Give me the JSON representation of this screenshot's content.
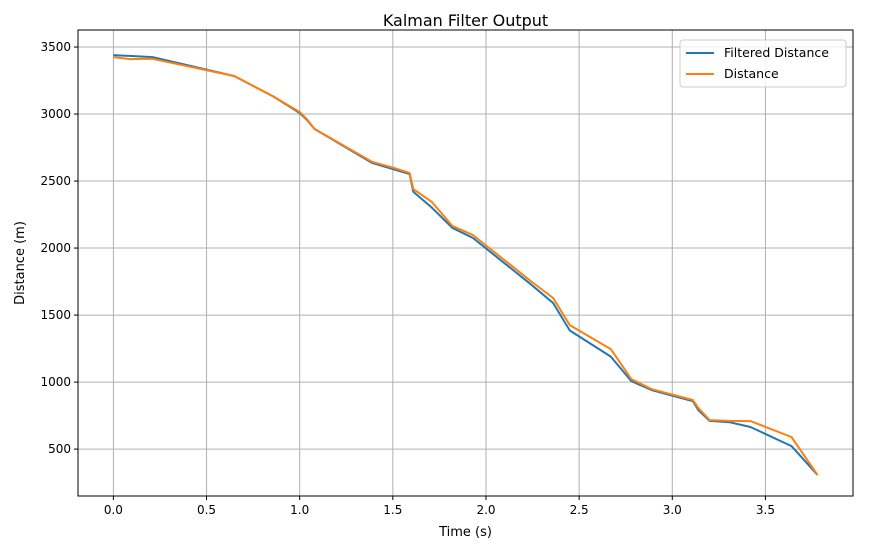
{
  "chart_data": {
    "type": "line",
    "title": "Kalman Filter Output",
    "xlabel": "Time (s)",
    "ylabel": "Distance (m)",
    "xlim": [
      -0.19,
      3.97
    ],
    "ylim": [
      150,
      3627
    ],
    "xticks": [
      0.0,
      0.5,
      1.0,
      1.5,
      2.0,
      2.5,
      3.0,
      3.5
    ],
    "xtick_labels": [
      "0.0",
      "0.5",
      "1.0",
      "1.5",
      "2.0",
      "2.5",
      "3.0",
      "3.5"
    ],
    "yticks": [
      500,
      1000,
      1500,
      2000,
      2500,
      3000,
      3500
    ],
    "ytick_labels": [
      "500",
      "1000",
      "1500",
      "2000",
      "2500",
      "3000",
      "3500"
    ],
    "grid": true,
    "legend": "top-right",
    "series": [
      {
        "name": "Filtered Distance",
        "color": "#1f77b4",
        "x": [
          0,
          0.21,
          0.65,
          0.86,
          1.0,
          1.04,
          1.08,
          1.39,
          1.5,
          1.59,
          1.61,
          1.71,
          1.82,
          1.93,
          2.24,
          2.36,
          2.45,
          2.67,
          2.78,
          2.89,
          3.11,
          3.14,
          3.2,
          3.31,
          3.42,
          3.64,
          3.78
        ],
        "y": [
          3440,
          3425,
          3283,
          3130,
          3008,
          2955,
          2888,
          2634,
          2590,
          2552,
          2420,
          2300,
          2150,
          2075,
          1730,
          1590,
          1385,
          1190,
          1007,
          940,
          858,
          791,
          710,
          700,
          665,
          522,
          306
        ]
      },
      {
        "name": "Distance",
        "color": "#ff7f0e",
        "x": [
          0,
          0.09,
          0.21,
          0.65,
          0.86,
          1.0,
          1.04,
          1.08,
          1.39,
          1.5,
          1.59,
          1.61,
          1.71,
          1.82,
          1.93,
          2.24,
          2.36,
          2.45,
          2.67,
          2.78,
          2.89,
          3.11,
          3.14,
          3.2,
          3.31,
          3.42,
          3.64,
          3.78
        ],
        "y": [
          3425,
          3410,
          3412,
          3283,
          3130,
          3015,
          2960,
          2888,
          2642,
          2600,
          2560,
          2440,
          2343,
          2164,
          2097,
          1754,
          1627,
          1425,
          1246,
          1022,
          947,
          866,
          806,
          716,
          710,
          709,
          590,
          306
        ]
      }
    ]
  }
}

:::

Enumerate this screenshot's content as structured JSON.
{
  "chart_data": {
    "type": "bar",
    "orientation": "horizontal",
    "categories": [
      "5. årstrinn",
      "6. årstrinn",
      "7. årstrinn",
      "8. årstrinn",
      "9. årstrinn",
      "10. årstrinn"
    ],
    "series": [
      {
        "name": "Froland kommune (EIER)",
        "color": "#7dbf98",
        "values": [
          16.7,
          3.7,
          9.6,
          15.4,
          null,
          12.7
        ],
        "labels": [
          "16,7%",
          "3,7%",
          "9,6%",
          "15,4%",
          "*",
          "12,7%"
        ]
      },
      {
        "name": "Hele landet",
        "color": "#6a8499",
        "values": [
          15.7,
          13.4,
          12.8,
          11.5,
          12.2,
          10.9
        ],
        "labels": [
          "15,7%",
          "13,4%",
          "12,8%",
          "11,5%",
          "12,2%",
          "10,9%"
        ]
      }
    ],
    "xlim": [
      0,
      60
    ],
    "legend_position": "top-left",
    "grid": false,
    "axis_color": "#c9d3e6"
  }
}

:::

● **WHAT TO WORK ON**
Identify the lines above with the word "this". Copy them.

● **ANSWER**
Give me the JSON representation of this screenshot's content.
Enumerate this screenshot's content as structured JSON.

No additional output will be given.